→ PROBLEM DETAILS:
Can the data below be echoed back word for word?

○ ○ ○

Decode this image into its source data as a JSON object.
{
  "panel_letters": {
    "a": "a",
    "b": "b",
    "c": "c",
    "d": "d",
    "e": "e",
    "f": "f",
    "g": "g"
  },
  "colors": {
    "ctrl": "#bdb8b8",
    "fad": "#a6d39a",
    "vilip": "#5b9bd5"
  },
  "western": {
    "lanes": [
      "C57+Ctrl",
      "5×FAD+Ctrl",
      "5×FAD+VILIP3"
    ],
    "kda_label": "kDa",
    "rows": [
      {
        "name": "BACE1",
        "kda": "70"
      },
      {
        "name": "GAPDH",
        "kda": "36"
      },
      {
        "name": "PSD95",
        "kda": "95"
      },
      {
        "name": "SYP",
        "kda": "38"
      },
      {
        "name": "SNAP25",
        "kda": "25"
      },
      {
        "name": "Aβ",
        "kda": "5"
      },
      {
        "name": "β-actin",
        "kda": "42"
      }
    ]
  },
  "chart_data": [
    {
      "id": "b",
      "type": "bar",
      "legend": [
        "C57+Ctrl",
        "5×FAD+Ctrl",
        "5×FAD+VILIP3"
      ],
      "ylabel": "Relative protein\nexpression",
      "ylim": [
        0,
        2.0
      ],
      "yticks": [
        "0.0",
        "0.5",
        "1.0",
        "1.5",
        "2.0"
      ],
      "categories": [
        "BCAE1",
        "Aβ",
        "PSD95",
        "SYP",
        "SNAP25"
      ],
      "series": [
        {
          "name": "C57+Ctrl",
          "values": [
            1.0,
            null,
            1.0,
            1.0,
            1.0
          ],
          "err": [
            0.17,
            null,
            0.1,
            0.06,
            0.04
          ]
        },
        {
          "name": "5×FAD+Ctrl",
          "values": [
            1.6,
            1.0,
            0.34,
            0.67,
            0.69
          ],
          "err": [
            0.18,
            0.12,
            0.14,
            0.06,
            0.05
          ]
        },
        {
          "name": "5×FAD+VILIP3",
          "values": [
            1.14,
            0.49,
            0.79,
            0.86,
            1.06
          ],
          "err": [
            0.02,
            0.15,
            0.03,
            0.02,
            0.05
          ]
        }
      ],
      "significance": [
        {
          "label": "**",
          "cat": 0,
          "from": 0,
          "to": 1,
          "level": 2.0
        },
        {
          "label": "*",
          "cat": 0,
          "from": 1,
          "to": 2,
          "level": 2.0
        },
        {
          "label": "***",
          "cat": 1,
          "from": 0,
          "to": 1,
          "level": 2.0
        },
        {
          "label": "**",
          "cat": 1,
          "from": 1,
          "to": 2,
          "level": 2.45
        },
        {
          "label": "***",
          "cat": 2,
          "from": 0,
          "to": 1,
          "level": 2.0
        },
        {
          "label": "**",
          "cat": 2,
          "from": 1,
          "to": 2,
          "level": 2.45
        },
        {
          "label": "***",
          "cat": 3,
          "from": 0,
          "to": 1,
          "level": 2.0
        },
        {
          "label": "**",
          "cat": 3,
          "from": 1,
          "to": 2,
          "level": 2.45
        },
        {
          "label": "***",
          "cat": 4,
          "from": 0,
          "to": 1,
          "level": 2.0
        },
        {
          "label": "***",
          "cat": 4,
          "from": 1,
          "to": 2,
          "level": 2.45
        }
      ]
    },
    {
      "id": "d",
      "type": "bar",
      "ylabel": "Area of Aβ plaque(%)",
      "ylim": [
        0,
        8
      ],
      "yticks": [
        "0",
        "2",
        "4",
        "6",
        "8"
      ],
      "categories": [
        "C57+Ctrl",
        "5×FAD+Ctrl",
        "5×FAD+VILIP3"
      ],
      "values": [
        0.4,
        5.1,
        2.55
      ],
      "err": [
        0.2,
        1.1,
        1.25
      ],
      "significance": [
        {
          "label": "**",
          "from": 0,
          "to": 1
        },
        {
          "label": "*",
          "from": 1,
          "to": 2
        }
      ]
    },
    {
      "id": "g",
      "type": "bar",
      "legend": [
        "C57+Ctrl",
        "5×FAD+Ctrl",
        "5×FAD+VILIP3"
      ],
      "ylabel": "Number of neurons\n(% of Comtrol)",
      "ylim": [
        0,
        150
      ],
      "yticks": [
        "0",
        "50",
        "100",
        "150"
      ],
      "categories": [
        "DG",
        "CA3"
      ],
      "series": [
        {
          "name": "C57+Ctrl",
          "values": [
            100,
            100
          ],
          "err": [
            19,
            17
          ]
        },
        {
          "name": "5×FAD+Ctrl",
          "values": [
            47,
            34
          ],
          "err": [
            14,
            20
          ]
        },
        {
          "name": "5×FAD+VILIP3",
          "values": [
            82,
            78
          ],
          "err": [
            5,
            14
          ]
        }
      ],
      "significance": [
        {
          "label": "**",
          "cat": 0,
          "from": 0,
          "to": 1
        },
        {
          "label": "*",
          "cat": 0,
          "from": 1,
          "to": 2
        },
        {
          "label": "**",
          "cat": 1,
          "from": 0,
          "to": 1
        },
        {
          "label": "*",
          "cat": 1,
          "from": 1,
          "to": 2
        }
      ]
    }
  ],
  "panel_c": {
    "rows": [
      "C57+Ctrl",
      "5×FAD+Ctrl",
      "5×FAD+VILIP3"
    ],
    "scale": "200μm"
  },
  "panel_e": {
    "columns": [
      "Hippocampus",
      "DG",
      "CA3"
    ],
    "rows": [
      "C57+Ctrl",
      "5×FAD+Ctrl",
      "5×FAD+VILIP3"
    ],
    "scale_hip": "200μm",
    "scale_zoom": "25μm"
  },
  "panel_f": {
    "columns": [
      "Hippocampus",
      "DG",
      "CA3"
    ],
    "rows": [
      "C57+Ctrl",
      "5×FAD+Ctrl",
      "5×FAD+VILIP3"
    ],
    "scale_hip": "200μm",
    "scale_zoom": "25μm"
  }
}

○ ○ ○

→ ANSWER TO THE EXERCISE:
Decode this image into its source data as a JSON object.
{
  "panel_letters": {
    "a": "a",
    "b": "b",
    "c": "c",
    "d": "d",
    "e": "e",
    "f": "f",
    "g": "g"
  },
  "colors": {
    "ctrl": "#bdb8b8",
    "fad": "#a6d39a",
    "vilip": "#5b9bd5"
  },
  "western": {
    "lanes": [
      "C57+Ctrl",
      "5×FAD+Ctrl",
      "5×FAD+VILIP3"
    ],
    "kda_label": "kDa",
    "rows": [
      {
        "name": "BACE1",
        "kda": "70"
      },
      {
        "name": "GAPDH",
        "kda": "36"
      },
      {
        "name": "PSD95",
        "kda": "95"
      },
      {
        "name": "SYP",
        "kda": "38"
      },
      {
        "name": "SNAP25",
        "kda": "25"
      },
      {
        "name": "Aβ",
        "kda": "5"
      },
      {
        "name": "β-actin",
        "kda": "42"
      }
    ]
  },
  "chart_data": [
    {
      "id": "b",
      "type": "bar",
      "legend": [
        "C57+Ctrl",
        "5×FAD+Ctrl",
        "5×FAD+VILIP3"
      ],
      "ylabel": "Relative protein\nexpression",
      "ylim": [
        0,
        2.0
      ],
      "yticks": [
        "0.0",
        "0.5",
        "1.0",
        "1.5",
        "2.0"
      ],
      "categories": [
        "BCAE1",
        "Aβ",
        "PSD95",
        "SYP",
        "SNAP25"
      ],
      "series": [
        {
          "name": "C57+Ctrl",
          "values": [
            1.0,
            null,
            1.0,
            1.0,
            1.0
          ],
          "err": [
            0.17,
            null,
            0.1,
            0.06,
            0.04
          ]
        },
        {
          "name": "5×FAD+Ctrl",
          "values": [
            1.6,
            1.0,
            0.34,
            0.67,
            0.69
          ],
          "err": [
            0.18,
            0.12,
            0.14,
            0.06,
            0.05
          ]
        },
        {
          "name": "5×FAD+VILIP3",
          "values": [
            1.14,
            0.49,
            0.79,
            0.86,
            1.06
          ],
          "err": [
            0.02,
            0.15,
            0.03,
            0.02,
            0.05
          ]
        }
      ],
      "significance": [
        {
          "label": "**",
          "cat": 0,
          "from": 0,
          "to": 1,
          "level": 2.0
        },
        {
          "label": "*",
          "cat": 0,
          "from": 1,
          "to": 2,
          "level": 2.0
        },
        {
          "label": "***",
          "cat": 1,
          "from": 0,
          "to": 1,
          "level": 2.0
        },
        {
          "label": "**",
          "cat": 1,
          "from": 1,
          "to": 2,
          "level": 2.45
        },
        {
          "label": "***",
          "cat": 2,
          "from": 0,
          "to": 1,
          "level": 2.0
        },
        {
          "label": "**",
          "cat": 2,
          "from": 1,
          "to": 2,
          "level": 2.45
        },
        {
          "label": "***",
          "cat": 3,
          "from": 0,
          "to": 1,
          "level": 2.0
        },
        {
          "label": "**",
          "cat": 3,
          "from": 1,
          "to": 2,
          "level": 2.45
        },
        {
          "label": "***",
          "cat": 4,
          "from": 0,
          "to": 1,
          "level": 2.0
        },
        {
          "label": "***",
          "cat": 4,
          "from": 1,
          "to": 2,
          "level": 2.45
        }
      ]
    },
    {
      "id": "d",
      "type": "bar",
      "ylabel": "Area of Aβ plaque(%)",
      "ylim": [
        0,
        8
      ],
      "yticks": [
        "0",
        "2",
        "4",
        "6",
        "8"
      ],
      "categories": [
        "C57+Ctrl",
        "5×FAD+Ctrl",
        "5×FAD+VILIP3"
      ],
      "values": [
        0.4,
        5.1,
        2.55
      ],
      "err": [
        0.2,
        1.1,
        1.25
      ],
      "significance": [
        {
          "label": "**",
          "from": 0,
          "to": 1
        },
        {
          "label": "*",
          "from": 1,
          "to": 2
        }
      ]
    },
    {
      "id": "g",
      "type": "bar",
      "legend": [
        "C57+Ctrl",
        "5×FAD+Ctrl",
        "5×FAD+VILIP3"
      ],
      "ylabel": "Number of neurons\n(% of Comtrol)",
      "ylim": [
        0,
        150
      ],
      "yticks": [
        "0",
        "50",
        "100",
        "150"
      ],
      "categories": [
        "DG",
        "CA3"
      ],
      "series": [
        {
          "name": "C57+Ctrl",
          "values": [
            100,
            100
          ],
          "err": [
            19,
            17
          ]
        },
        {
          "name": "5×FAD+Ctrl",
          "values": [
            47,
            34
          ],
          "err": [
            14,
            20
          ]
        },
        {
          "name": "5×FAD+VILIP3",
          "values": [
            82,
            78
          ],
          "err": [
            5,
            14
          ]
        }
      ],
      "significance": [
        {
          "label": "**",
          "cat": 0,
          "from": 0,
          "to": 1
        },
        {
          "label": "*",
          "cat": 0,
          "from": 1,
          "to": 2
        },
        {
          "label": "**",
          "cat": 1,
          "from": 0,
          "to": 1
        },
        {
          "label": "*",
          "cat": 1,
          "from": 1,
          "to": 2
        }
      ]
    }
  ],
  "panel_c": {
    "rows": [
      "C57+Ctrl",
      "5×FAD+Ctrl",
      "5×FAD+VILIP3"
    ],
    "scale": "200μm"
  },
  "panel_e": {
    "columns": [
      "Hippocampus",
      "DG",
      "CA3"
    ],
    "rows": [
      "C57+Ctrl",
      "5×FAD+Ctrl",
      "5×FAD+VILIP3"
    ],
    "scale_hip": "200μm",
    "scale_zoom": "25μm"
  },
  "panel_f": {
    "columns": [
      "Hippocampus",
      "DG",
      "CA3"
    ],
    "rows": [
      "C57+Ctrl",
      "5×FAD+Ctrl",
      "5×FAD+VILIP3"
    ],
    "scale_hip": "200μm",
    "scale_zoom": "25μm"
  }
}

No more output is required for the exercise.